(Dataset rows)
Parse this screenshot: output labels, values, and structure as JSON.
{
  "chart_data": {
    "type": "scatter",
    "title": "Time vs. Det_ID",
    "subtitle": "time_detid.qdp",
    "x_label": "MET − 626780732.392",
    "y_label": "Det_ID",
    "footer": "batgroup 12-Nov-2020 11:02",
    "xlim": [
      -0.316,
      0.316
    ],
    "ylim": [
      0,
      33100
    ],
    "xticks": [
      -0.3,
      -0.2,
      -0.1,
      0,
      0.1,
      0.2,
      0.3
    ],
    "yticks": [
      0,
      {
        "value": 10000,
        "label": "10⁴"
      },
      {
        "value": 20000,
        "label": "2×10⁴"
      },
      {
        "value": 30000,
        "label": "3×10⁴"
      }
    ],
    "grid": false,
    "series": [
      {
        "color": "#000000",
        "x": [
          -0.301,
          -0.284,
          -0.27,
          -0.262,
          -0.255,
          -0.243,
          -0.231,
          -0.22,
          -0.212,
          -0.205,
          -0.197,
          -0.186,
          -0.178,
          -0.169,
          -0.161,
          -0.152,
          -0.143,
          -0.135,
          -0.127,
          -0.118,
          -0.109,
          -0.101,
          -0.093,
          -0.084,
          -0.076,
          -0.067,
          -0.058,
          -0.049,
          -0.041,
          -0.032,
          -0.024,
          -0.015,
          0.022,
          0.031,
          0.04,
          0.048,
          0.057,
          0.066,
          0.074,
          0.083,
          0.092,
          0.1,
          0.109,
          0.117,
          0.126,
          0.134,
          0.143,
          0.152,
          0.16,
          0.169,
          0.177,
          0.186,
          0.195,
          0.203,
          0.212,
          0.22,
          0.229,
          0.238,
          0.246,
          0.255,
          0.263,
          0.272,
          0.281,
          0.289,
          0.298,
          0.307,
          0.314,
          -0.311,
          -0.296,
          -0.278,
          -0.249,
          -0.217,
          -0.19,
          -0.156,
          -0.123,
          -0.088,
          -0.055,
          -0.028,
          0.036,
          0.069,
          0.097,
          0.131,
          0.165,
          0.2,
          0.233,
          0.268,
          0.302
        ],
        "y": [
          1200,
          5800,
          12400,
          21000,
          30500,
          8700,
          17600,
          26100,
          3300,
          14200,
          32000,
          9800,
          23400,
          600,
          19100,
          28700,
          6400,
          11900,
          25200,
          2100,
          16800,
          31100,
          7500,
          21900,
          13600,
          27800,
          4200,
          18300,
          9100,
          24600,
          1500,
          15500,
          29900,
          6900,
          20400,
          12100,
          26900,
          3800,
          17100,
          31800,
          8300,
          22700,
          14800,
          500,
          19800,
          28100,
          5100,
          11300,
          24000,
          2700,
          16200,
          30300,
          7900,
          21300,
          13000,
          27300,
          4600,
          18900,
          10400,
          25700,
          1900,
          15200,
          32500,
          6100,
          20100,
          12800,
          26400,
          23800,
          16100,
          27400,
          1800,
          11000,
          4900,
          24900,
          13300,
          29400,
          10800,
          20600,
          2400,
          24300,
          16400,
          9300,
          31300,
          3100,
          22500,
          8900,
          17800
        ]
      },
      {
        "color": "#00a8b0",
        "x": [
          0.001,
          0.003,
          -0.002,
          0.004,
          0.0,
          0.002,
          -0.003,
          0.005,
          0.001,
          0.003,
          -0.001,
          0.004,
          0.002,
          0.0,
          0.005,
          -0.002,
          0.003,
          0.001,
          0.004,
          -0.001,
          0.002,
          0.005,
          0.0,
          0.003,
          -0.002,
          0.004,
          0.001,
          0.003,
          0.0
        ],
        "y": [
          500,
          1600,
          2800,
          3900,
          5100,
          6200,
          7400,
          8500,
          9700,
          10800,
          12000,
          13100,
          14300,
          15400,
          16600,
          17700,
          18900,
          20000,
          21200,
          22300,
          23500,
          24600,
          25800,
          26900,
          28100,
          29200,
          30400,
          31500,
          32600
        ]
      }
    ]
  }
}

### [Task to complete]
Output the records above in their entirety, exactly.

### [Correct result]
Parse this screenshot: output labels, values, and structure as JSON.
{
  "chart_data": {
    "type": "scatter",
    "title": "Time vs. Det_ID",
    "subtitle": "time_detid.qdp",
    "x_label": "MET − 626780732.392",
    "y_label": "Det_ID",
    "footer": "batgroup 12-Nov-2020 11:02",
    "xlim": [
      -0.316,
      0.316
    ],
    "ylim": [
      0,
      33100
    ],
    "xticks": [
      -0.3,
      -0.2,
      -0.1,
      0,
      0.1,
      0.2,
      0.3
    ],
    "yticks": [
      0,
      {
        "value": 10000,
        "label": "10⁴"
      },
      {
        "value": 20000,
        "label": "2×10⁴"
      },
      {
        "value": 30000,
        "label": "3×10⁴"
      }
    ],
    "grid": false,
    "series": [
      {
        "color": "#000000",
        "x": [
          -0.301,
          -0.284,
          -0.27,
          -0.262,
          -0.255,
          -0.243,
          -0.231,
          -0.22,
          -0.212,
          -0.205,
          -0.197,
          -0.186,
          -0.178,
          -0.169,
          -0.161,
          -0.152,
          -0.143,
          -0.135,
          -0.127,
          -0.118,
          -0.109,
          -0.101,
          -0.093,
          -0.084,
          -0.076,
          -0.067,
          -0.058,
          -0.049,
          -0.041,
          -0.032,
          -0.024,
          -0.015,
          0.022,
          0.031,
          0.04,
          0.048,
          0.057,
          0.066,
          0.074,
          0.083,
          0.092,
          0.1,
          0.109,
          0.117,
          0.126,
          0.134,
          0.143,
          0.152,
          0.16,
          0.169,
          0.177,
          0.186,
          0.195,
          0.203,
          0.212,
          0.22,
          0.229,
          0.238,
          0.246,
          0.255,
          0.263,
          0.272,
          0.281,
          0.289,
          0.298,
          0.307,
          0.314,
          -0.311,
          -0.296,
          -0.278,
          -0.249,
          -0.217,
          -0.19,
          -0.156,
          -0.123,
          -0.088,
          -0.055,
          -0.028,
          0.036,
          0.069,
          0.097,
          0.131,
          0.165,
          0.2,
          0.233,
          0.268,
          0.302
        ],
        "y": [
          1200,
          5800,
          12400,
          21000,
          30500,
          8700,
          17600,
          26100,
          3300,
          14200,
          32000,
          9800,
          23400,
          600,
          19100,
          28700,
          6400,
          11900,
          25200,
          2100,
          16800,
          31100,
          7500,
          21900,
          13600,
          27800,
          4200,
          18300,
          9100,
          24600,
          1500,
          15500,
          29900,
          6900,
          20400,
          12100,
          26900,
          3800,
          17100,
          31800,
          8300,
          22700,
          14800,
          500,
          19800,
          28100,
          5100,
          11300,
          24000,
          2700,
          16200,
          30300,
          7900,
          21300,
          13000,
          27300,
          4600,
          18900,
          10400,
          25700,
          1900,
          15200,
          32500,
          6100,
          20100,
          12800,
          26400,
          23800,
          16100,
          27400,
          1800,
          11000,
          4900,
          24900,
          13300,
          29400,
          10800,
          20600,
          2400,
          24300,
          16400,
          9300,
          31300,
          3100,
          22500,
          8900,
          17800
        ]
      },
      {
        "color": "#00a8b0",
        "x": [
          0.001,
          0.003,
          -0.002,
          0.004,
          0.0,
          0.002,
          -0.003,
          0.005,
          0.001,
          0.003,
          -0.001,
          0.004,
          0.002,
          0.0,
          0.005,
          -0.002,
          0.003,
          0.001,
          0.004,
          -0.001,
          0.002,
          0.005,
          0.0,
          0.003,
          -0.002,
          0.004,
          0.001,
          0.003,
          0.0
        ],
        "y": [
          500,
          1600,
          2800,
          3900,
          5100,
          6200,
          7400,
          8500,
          9700,
          10800,
          12000,
          13100,
          14300,
          15400,
          16600,
          17700,
          18900,
          20000,
          21200,
          22300,
          23500,
          24600,
          25800,
          26900,
          28100,
          29200,
          30400,
          31500,
          32600
        ]
      }
    ]
  }
}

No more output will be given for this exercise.